OBJECTIVE.
Without the images, print all the entries below exactly as given.

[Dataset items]
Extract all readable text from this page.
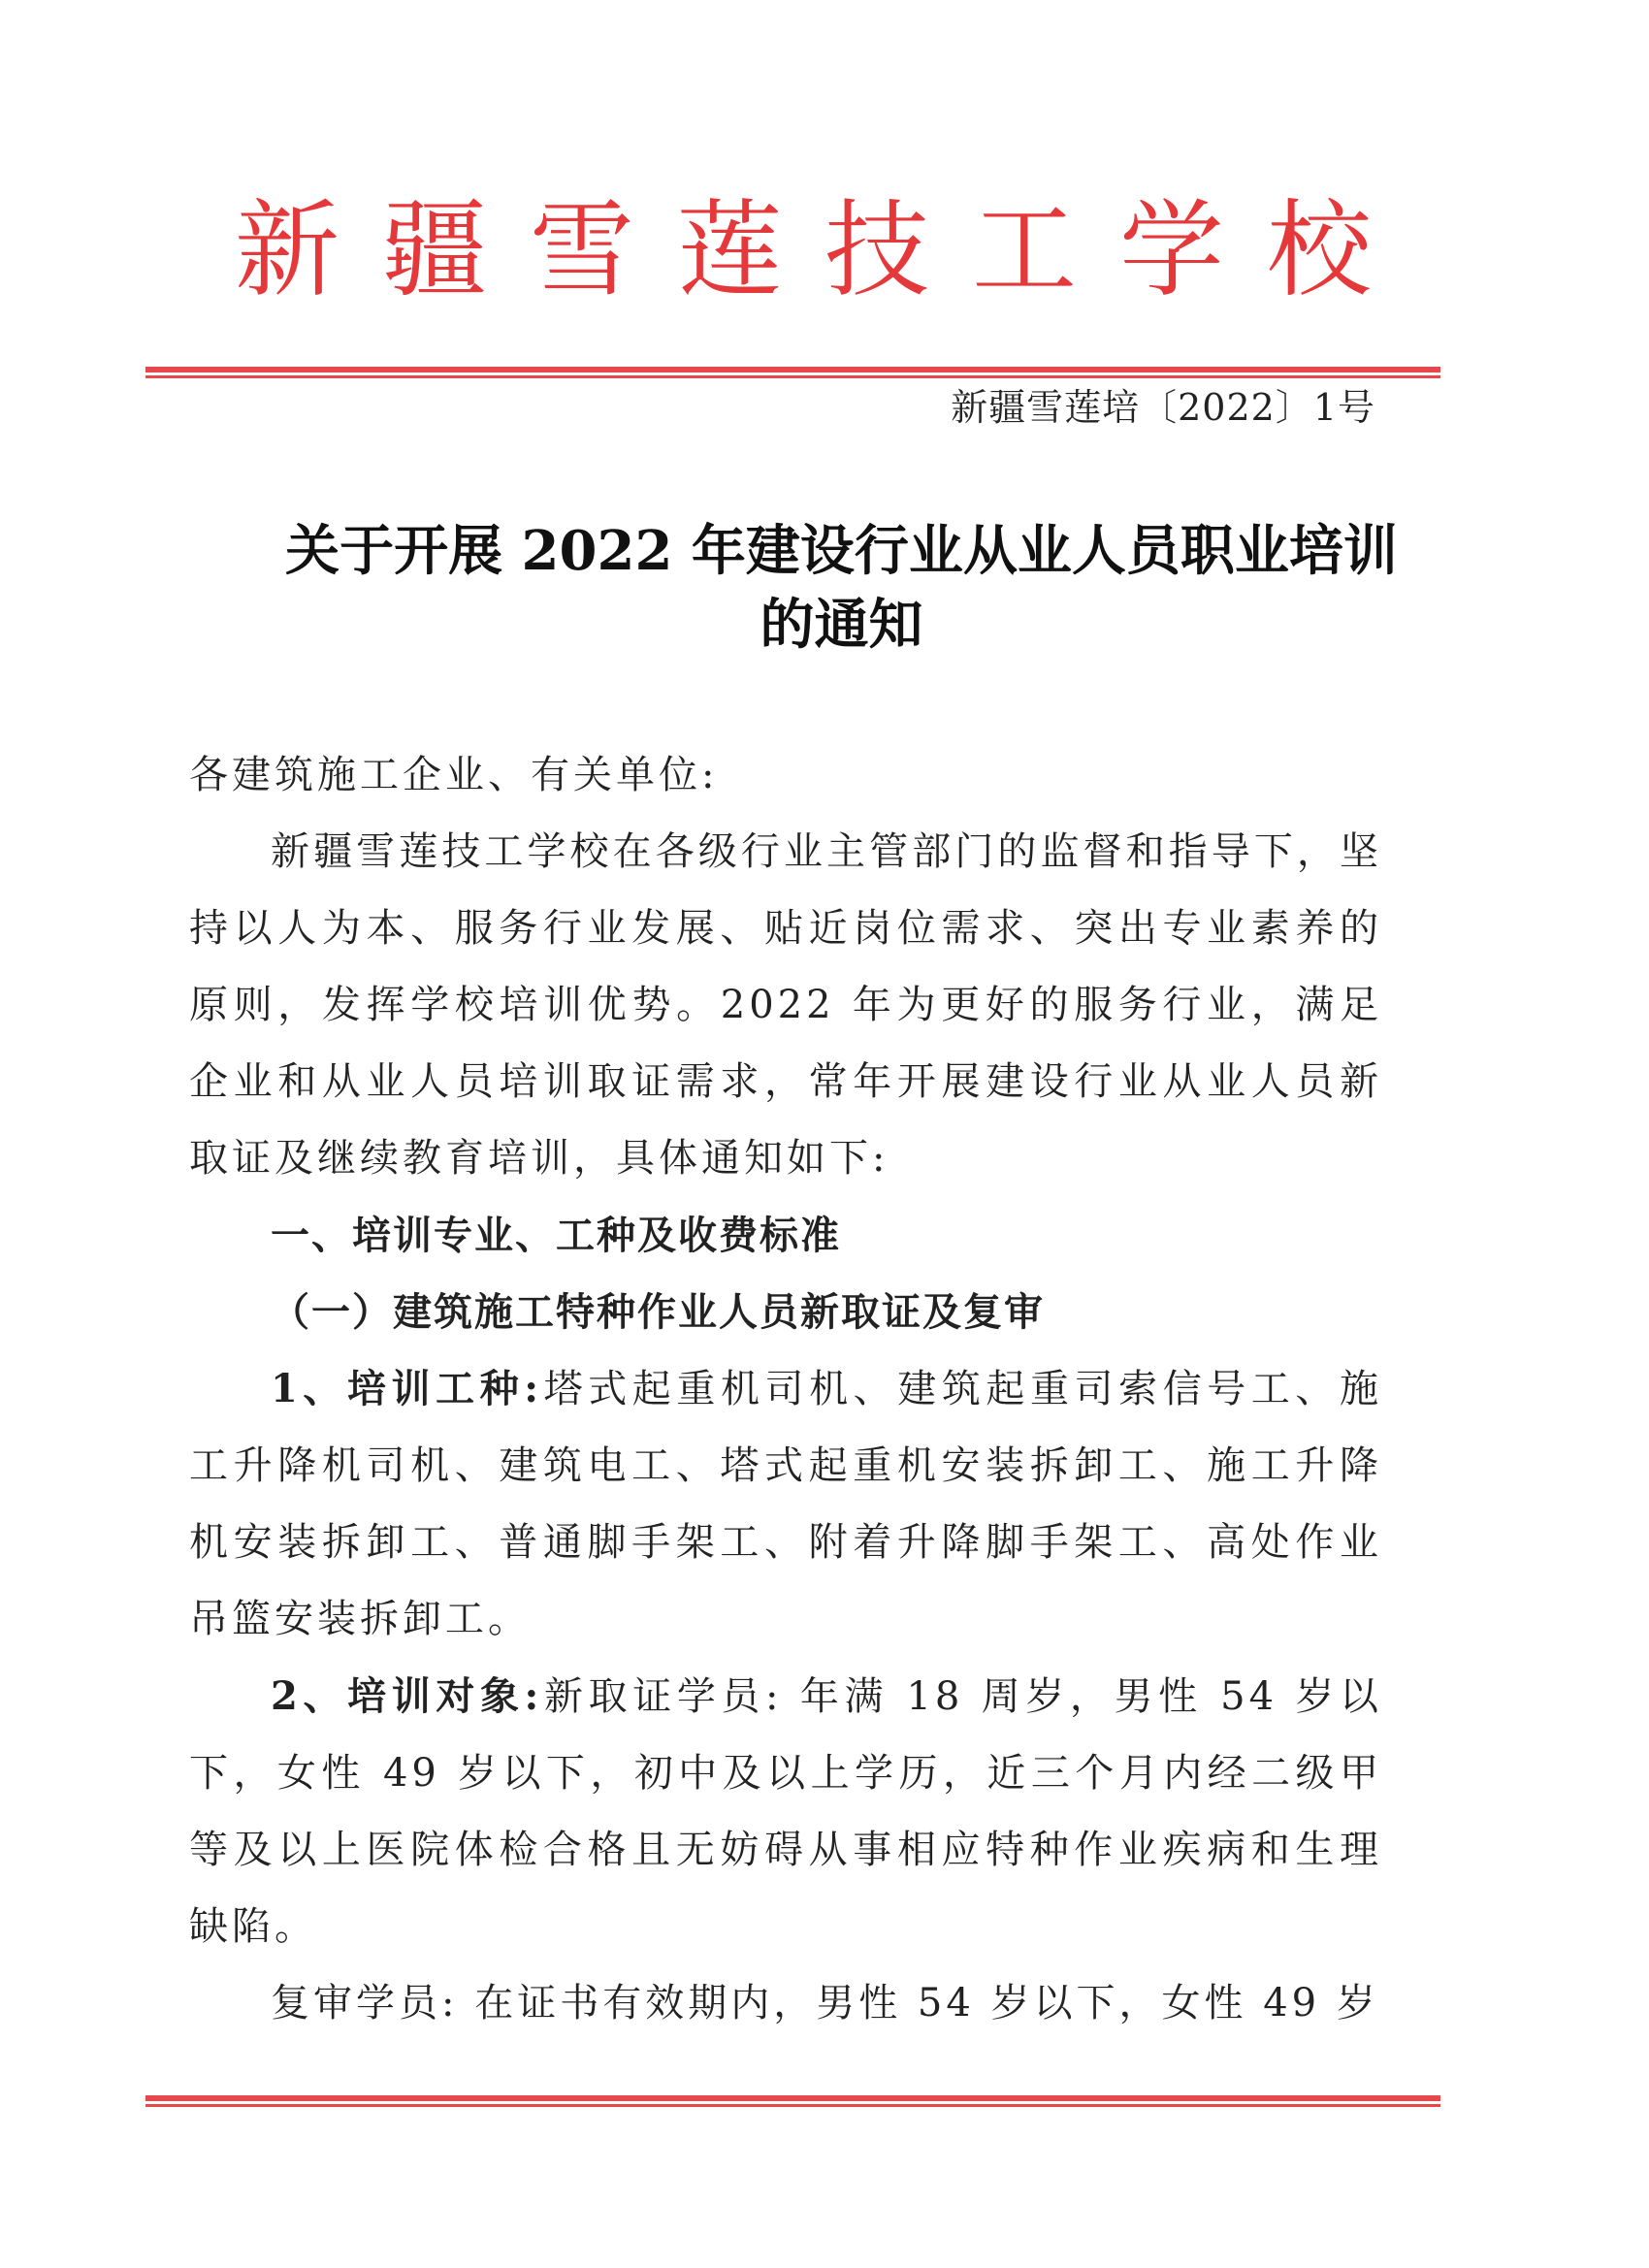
新疆雪莲技工学校
新疆雪莲培〔2022〕1号
关于开展 2022 年建设行业从业人员职业培训
的通知

各建筑施工企业、有关单位:

新疆雪莲技工学校在各级行业主管部门的监督和指导下，坚持以人为本、服务行业发展、贴近岗位需求、突出专业素养的原则，发挥学校培训优势。2022 年为更好的服务行业，满足企业和从业人员培训取证需求，常年开展建设行业从业人员新取证及继续教育培训，具体通知如下:

一、培训专业、工种及收费标准

（一）建筑施工特种作业人员新取证及复审

1、培训工种:塔式起重机司机、建筑起重司索信号工、施工升降机司机、建筑电工、塔式起重机安装拆卸工、施工升降机安装拆卸工、普通脚手架工、附着升降脚手架工、高处作业吊篮安装拆卸工。

2、培训对象:新取证学员: 年满 18 周岁，男性 54 岁以下，女性 49 岁以下，初中及以上学历，近三个月内经二级甲等及以上医院体检合格且无妨碍从事相应特种作业疾病和生理缺陷。

复审学员: 在证书有效期内，男性 54 岁以下，女性 49 岁
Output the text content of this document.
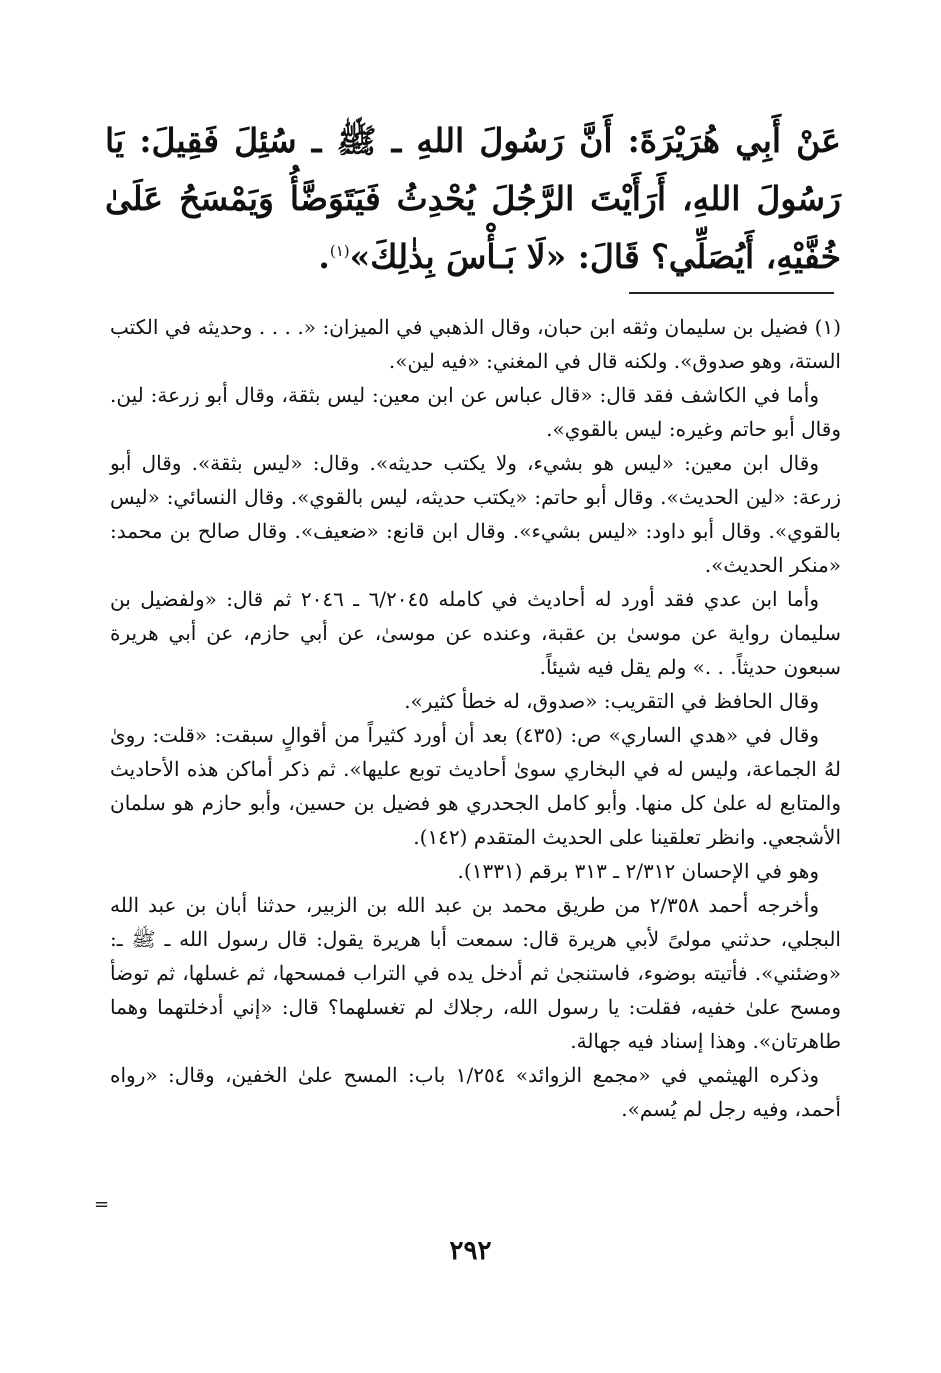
عَنْ أَبِي هُرَيْرَةَ: أَنَّ رَسُولَ اللهِ ـ ﷺ ـ سُئِلَ فَقِيلَ: يَا رَسُولَ اللهِ، أَرَأَيْتَ الرَّجُلَ يُحْدِثُ فَيَتَوَضَّأُ وَيَمْسَحُ عَلَىٰ خُفَّيْهِ، أَيُصَلِّي؟ قَالَ: «لَا بَـأْسَ بِذٰلِكَ»$^{(١)}$.

(١) فضيل بن سليمان وثقه ابن حبان، وقال الذهبي في الميزان: «. . . . وحديثه في الكتب الستة، وهو صدوق». ولكنه قال في المغني: «فيه لين».

وأما في الكاشف فقد قال: «قال عباس عن ابن معين: ليس بثقة، وقال أبو زرعة: لين. وقال أبو حاتم وغيره: ليس بالقوي».

وقال ابن معين: «ليس هو بشيء، ولا يكتب حديثه». وقال: «ليس بثقة». وقال أبو زرعة: «لين الحديث». وقال أبو حاتم: «يكتب حديثه، ليس بالقوي». وقال النسائي: «ليس بالقوي». وقال أبو داود: «ليس بشيء». وقال ابن قانع: «ضعيف». وقال صالح بن محمد: «منكر الحديث».

وأما ابن عدي فقد أورد له أحاديث في كامله ٦/٢٠٤٥ ـ ٢٠٤٦ ثم قال: «ولفضيل بن سليمان رواية عن موسىٰ بن عقبة، وعنده عن موسىٰ، عن أبي حازم، عن أبي هريرة سبعون حديثاً. . .» ولم يقل فيه شيئاً.

وقال الحافظ في التقريب: «صدوق، له خطأ كثير».

وقال في «هدي الساري» ص: (٤٣٥) بعد أن أورد كثيراً من أقوالٍ سبقت: «قلت: روىٰ لهُ الجماعة، وليس له في البخاري سوىٰ أحاديث توبع عليها». ثم ذكر أماكن هذه الأحاديث والمتابع له علىٰ كل منها. وأبو كامل الجحدري هو فضيل بن حسين، وأبو حازم هو سلمان الأشجعي. وانظر تعلقينا على الحديث المتقدم (١٤٢).

وهو في الإحسان ٢/٣١٢ ـ ٣١٣ برقم (١٣٣١).

وأخرجه أحمد ٢/٣٥٨ من طريق محمد بن عبد الله بن الزبير، حدثنا أبان بن عبد الله البجلي، حدثني مولىً لأبي هريرة قال: سمعت أبا هريرة يقول: قال رسول الله ـ ﷺ ـ: «وضئني». فأتيته بوضوء، فاستنجىٰ ثم أدخل يده في التراب فمسحها، ثم غسلها، ثم توضأ ومسح علىٰ خفيه، فقلت: يا رسول الله، رجلاك لم تغسلهما؟ قال: «إني أدخلتهما وهما طاهرتان». وهذا إسناد فيه جهالة.

وذكره الهيثمي في «مجمع الزوائد» ١/٢٥٤ باب: المسح علىٰ الخفين، وقال: «رواه أحمد، وفيه رجل لم يُسم».

=
٢٩٢
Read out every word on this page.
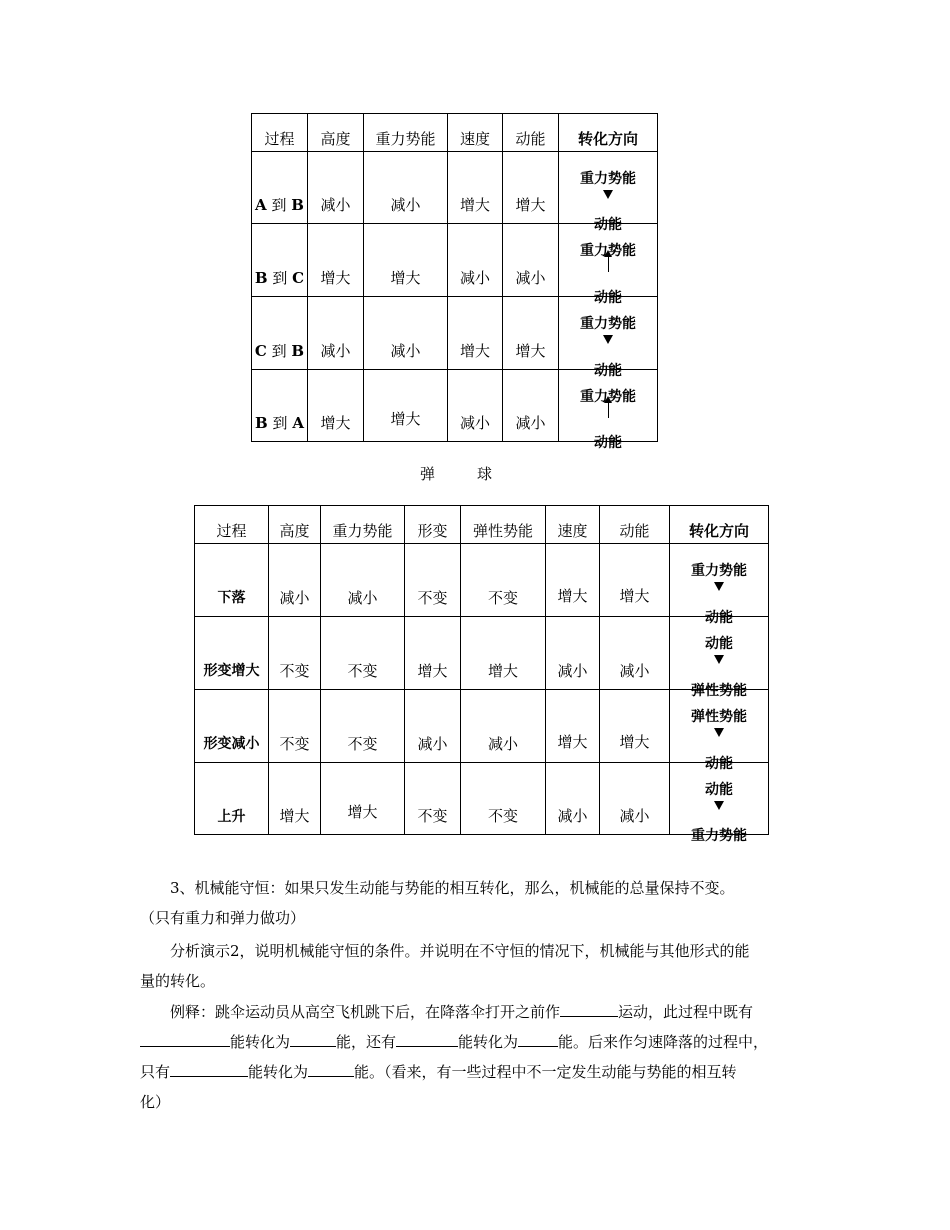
过程	高度	重力势能	速度	动能	转化方向
A 到 B	减小	减小	增大	增大	重力势能
动能

B 到 C	增大	增大	减小	减小	重力势能
动能

C 到 B	减小	减小	增大	增大	重力势能
动能

B 到 A	增大	增大	减小	减小	重力势能
动能
弹	球
过程	高度	重力势能	形变	弹性势能	速度	动能	转化方向
下落	减小	减小	不变	不变	增大	增大	重力势能
动能

形变增大	不变	不变	增大	增大	减小	减小	动能
弹性势能

形变减小	不变	不变	减小	减小	增大	增大	弹性势能
动能

上升	增大	增大	不变	不变	减小	减小	动能
重力势能
3、机械能守恒：如果只发生动能与势能的相互转化，那么，机械能的总量保持不变。
（只有重力和弹力做功）
分析演示2，说明机械能守恒的条件。并说明在不守恒的情况下，机械能与其他形式的能
量的转化。
例释：跳伞运动员从高空飞机跳下后，在降落伞打开之前作	运动，此过程中既有
能转化为	能，还有	能转化为	能。后来作匀速降落的过程中，
只有	能转化为	能。（看来，有一些过程中不一定发生动能与势能的相互转
化）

WRITTEN SOLUTION.
Extract all readable text from this page.
新疆雪莲技工学校
新疆雪莲培〔2022〕1号
关于开展 2022 年建设行业从业人员职业培训
的通知

各建筑施工企业、有关单位:

新疆雪莲技工学校在各级行业主管部门的监督和指导下，坚持以人为本、服务行业发展、贴近岗位需求、突出专业素养的原则，发挥学校培训优势。2022 年为更好的服务行业，满足企业和从业人员培训取证需求，常年开展建设行业从业人员新取证及继续教育培训，具体通知如下:

一、培训专业、工种及收费标准

（一）建筑施工特种作业人员新取证及复审

1、培训工种:塔式起重机司机、建筑起重司索信号工、施工升降机司机、建筑电工、塔式起重机安装拆卸工、施工升降机安装拆卸工、普通脚手架工、附着升降脚手架工、高处作业吊篮安装拆卸工。

2、培训对象:新取证学员: 年满 18 周岁，男性 54 岁以下，女性 49 岁以下，初中及以上学历，近三个月内经二级甲等及以上医院体检合格且无妨碍从事相应特种作业疾病和生理缺陷。

复审学员: 在证书有效期内，男性 54 岁以下，女性 49 岁
Output the text content of this document.
عَنْ أَبِي هُرَيْرَةَ: أَنَّ رَسُولَ اللهِ ـ ﷺ ـ سُئِلَ فَقِيلَ: يَا رَسُولَ اللهِ، أَرَأَيْتَ الرَّجُلَ يُحْدِثُ فَيَتَوَضَّأُ وَيَمْسَحُ عَلَىٰ خُفَّيْهِ، أَيُصَلِّي؟ قَالَ: «لَا بَـأْسَ بِذٰلِكَ»$^{(١)}$.

(١) فضيل بن سليمان وثقه ابن حبان، وقال الذهبي في الميزان: «. . . . وحديثه في الكتب الستة، وهو صدوق». ولكنه قال في المغني: «فيه لين».

وأما في الكاشف فقد قال: «قال عباس عن ابن معين: ليس بثقة، وقال أبو زرعة: لين. وقال أبو حاتم وغيره: ليس بالقوي».

وقال ابن معين: «ليس هو بشيء، ولا يكتب حديثه». وقال: «ليس بثقة». وقال أبو زرعة: «لين الحديث». وقال أبو حاتم: «يكتب حديثه، ليس بالقوي». وقال النسائي: «ليس بالقوي». وقال أبو داود: «ليس بشيء». وقال ابن قانع: «ضعيف». وقال صالح بن محمد: «منكر الحديث».

وأما ابن عدي فقد أورد له أحاديث في كامله ٦/٢٠٤٥ ـ ٢٠٤٦ ثم قال: «ولفضيل بن سليمان رواية عن موسىٰ بن عقبة، وعنده عن موسىٰ، عن أبي حازم، عن أبي هريرة سبعون حديثاً. . .» ولم يقل فيه شيئاً.

وقال الحافظ في التقريب: «صدوق، له خطأ كثير».

وقال في «هدي الساري» ص: (٤٣٥) بعد أن أورد كثيراً من أقوالٍ سبقت: «قلت: روىٰ لهُ الجماعة، وليس له في البخاري سوىٰ أحاديث توبع عليها». ثم ذكر أماكن هذه الأحاديث والمتابع له علىٰ كل منها. وأبو كامل الجحدري هو فضيل بن حسين، وأبو حازم هو سلمان الأشجعي. وانظر تعلقينا على الحديث المتقدم (١٤٢).

وهو في الإحسان ٢/٣١٢ ـ ٣١٣ برقم (١٣٣١).

وأخرجه أحمد ٢/٣٥٨ من طريق محمد بن عبد الله بن الزبير، حدثنا أبان بن عبد الله البجلي، حدثني مولىً لأبي هريرة قال: سمعت أبا هريرة يقول: قال رسول الله ـ ﷺ ـ: «وضئني». فأتيته بوضوء، فاستنجىٰ ثم أدخل يده في التراب فمسحها، ثم غسلها، ثم توضأ ومسح علىٰ خفيه، فقلت: يا رسول الله، رجلاك لم تغسلهما؟ قال: «إني أدخلتهما وهما طاهرتان». وهذا إسناد فيه جهالة.

وذكره الهيثمي في «مجمع الزوائد» ١/٢٥٤ باب: المسح علىٰ الخفين، وقال: «رواه أحمد، وفيه رجل لم يُسم».

=
٢٩٢
Read out every word on this page.
过程	高度	重力势能	速度	动能	转化方向
A 到 B	减小	减小	增大	增大	重力势能
动能

B 到 C	增大	增大	减小	减小	重力势能
动能

C 到 B	减小	减小	增大	增大	重力势能
动能

B 到 A	增大	增大	减小	减小	重力势能
动能
弹	球
过程	高度	重力势能	形变	弹性势能	速度	动能	转化方向
下落	减小	减小	不变	不变	增大	增大	重力势能
动能

形变增大	不变	不变	增大	增大	减小	减小	动能
弹性势能

形变减小	不变	不变	减小	减小	增大	增大	弹性势能
动能

上升	增大	增大	不变	不变	减小	减小	动能
重力势能
3、机械能守恒：如果只发生动能与势能的相互转化，那么，机械能的总量保持不变。
（只有重力和弹力做功）
分析演示2，说明机械能守恒的条件。并说明在不守恒的情况下，机械能与其他形式的能
量的转化。
例释：跳伞运动员从高空飞机跳下后，在降落伞打开之前作	运动，此过程中既有
能转化为	能，还有	能转化为	能。后来作匀速降落的过程中，
只有	能转化为	能。（看来，有一些过程中不一定发生动能与势能的相互转
化）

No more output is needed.